Data items
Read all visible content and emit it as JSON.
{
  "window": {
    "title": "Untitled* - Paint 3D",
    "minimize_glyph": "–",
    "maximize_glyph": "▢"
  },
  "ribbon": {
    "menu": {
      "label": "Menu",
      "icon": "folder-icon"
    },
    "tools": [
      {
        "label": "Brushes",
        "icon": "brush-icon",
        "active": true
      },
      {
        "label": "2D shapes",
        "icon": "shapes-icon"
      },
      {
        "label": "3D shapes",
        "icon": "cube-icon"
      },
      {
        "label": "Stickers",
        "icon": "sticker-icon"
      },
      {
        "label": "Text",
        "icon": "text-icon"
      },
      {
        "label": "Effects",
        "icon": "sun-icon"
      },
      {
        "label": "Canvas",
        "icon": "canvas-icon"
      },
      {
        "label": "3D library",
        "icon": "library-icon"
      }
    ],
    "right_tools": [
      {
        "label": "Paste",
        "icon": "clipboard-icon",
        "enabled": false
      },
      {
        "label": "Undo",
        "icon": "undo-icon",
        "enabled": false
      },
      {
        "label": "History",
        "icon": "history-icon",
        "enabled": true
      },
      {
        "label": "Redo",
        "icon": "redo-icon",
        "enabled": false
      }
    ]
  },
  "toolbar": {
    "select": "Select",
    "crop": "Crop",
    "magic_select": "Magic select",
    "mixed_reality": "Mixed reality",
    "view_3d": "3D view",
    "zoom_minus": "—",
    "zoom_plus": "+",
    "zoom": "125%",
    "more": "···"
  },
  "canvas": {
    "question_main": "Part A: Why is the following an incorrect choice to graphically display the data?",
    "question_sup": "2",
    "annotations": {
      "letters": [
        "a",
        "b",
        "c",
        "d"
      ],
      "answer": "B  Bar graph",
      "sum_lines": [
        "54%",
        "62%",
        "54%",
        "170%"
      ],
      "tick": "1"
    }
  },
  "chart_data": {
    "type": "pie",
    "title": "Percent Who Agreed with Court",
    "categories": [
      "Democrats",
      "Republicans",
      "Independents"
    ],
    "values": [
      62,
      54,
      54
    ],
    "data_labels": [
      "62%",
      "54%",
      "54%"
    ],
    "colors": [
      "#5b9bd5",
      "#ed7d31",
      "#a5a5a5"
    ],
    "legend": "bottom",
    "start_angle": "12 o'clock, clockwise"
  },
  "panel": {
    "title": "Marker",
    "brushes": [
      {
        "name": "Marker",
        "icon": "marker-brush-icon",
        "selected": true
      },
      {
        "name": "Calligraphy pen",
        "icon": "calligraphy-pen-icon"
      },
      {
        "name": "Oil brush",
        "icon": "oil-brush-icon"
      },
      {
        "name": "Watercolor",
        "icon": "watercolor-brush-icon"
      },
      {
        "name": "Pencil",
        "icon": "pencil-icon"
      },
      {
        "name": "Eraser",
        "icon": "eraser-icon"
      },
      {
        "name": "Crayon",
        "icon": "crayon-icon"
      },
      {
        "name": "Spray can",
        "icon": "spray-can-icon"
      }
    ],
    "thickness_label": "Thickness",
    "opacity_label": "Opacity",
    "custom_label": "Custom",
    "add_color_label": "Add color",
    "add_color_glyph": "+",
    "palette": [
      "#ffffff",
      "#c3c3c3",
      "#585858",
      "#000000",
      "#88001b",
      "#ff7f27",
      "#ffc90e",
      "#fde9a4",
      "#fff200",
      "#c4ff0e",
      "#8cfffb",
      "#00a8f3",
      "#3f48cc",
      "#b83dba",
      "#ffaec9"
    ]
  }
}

DIRECTION → Nothing should be changed: write out all of the data as is.

EXERCISE RESULT →
Read all visible content and emit it as JSON.
{
  "window": {
    "title": "Untitled* - Paint 3D",
    "minimize_glyph": "–",
    "maximize_glyph": "▢"
  },
  "ribbon": {
    "menu": {
      "label": "Menu",
      "icon": "folder-icon"
    },
    "tools": [
      {
        "label": "Brushes",
        "icon": "brush-icon",
        "active": true
      },
      {
        "label": "2D shapes",
        "icon": "shapes-icon"
      },
      {
        "label": "3D shapes",
        "icon": "cube-icon"
      },
      {
        "label": "Stickers",
        "icon": "sticker-icon"
      },
      {
        "label": "Text",
        "icon": "text-icon"
      },
      {
        "label": "Effects",
        "icon": "sun-icon"
      },
      {
        "label": "Canvas",
        "icon": "canvas-icon"
      },
      {
        "label": "3D library",
        "icon": "library-icon"
      }
    ],
    "right_tools": [
      {
        "label": "Paste",
        "icon": "clipboard-icon",
        "enabled": false
      },
      {
        "label": "Undo",
        "icon": "undo-icon",
        "enabled": false
      },
      {
        "label": "History",
        "icon": "history-icon",
        "enabled": true
      },
      {
        "label": "Redo",
        "icon": "redo-icon",
        "enabled": false
      }
    ]
  },
  "toolbar": {
    "select": "Select",
    "crop": "Crop",
    "magic_select": "Magic select",
    "mixed_reality": "Mixed reality",
    "view_3d": "3D view",
    "zoom_minus": "—",
    "zoom_plus": "+",
    "zoom": "125%",
    "more": "···"
  },
  "canvas": {
    "question_main": "Part A: Why is the following an incorrect choice to graphically display the data?",
    "question_sup": "2",
    "annotations": {
      "letters": [
        "a",
        "b",
        "c",
        "d"
      ],
      "answer": "B  Bar graph",
      "sum_lines": [
        "54%",
        "62%",
        "54%",
        "170%"
      ],
      "tick": "1"
    }
  },
  "chart_data": {
    "type": "pie",
    "title": "Percent Who Agreed with Court",
    "categories": [
      "Democrats",
      "Republicans",
      "Independents"
    ],
    "values": [
      62,
      54,
      54
    ],
    "data_labels": [
      "62%",
      "54%",
      "54%"
    ],
    "colors": [
      "#5b9bd5",
      "#ed7d31",
      "#a5a5a5"
    ],
    "legend": "bottom",
    "start_angle": "12 o'clock, clockwise"
  },
  "panel": {
    "title": "Marker",
    "brushes": [
      {
        "name": "Marker",
        "icon": "marker-brush-icon",
        "selected": true
      },
      {
        "name": "Calligraphy pen",
        "icon": "calligraphy-pen-icon"
      },
      {
        "name": "Oil brush",
        "icon": "oil-brush-icon"
      },
      {
        "name": "Watercolor",
        "icon": "watercolor-brush-icon"
      },
      {
        "name": "Pencil",
        "icon": "pencil-icon"
      },
      {
        "name": "Eraser",
        "icon": "eraser-icon"
      },
      {
        "name": "Crayon",
        "icon": "crayon-icon"
      },
      {
        "name": "Spray can",
        "icon": "spray-can-icon"
      }
    ],
    "thickness_label": "Thickness",
    "opacity_label": "Opacity",
    "custom_label": "Custom",
    "add_color_label": "Add color",
    "add_color_glyph": "+",
    "palette": [
      "#ffffff",
      "#c3c3c3",
      "#585858",
      "#000000",
      "#88001b",
      "#ff7f27",
      "#ffc90e",
      "#fde9a4",
      "#fff200",
      "#c4ff0e",
      "#8cfffb",
      "#00a8f3",
      "#3f48cc",
      "#b83dba",
      "#ffaec9"
    ]
  }
}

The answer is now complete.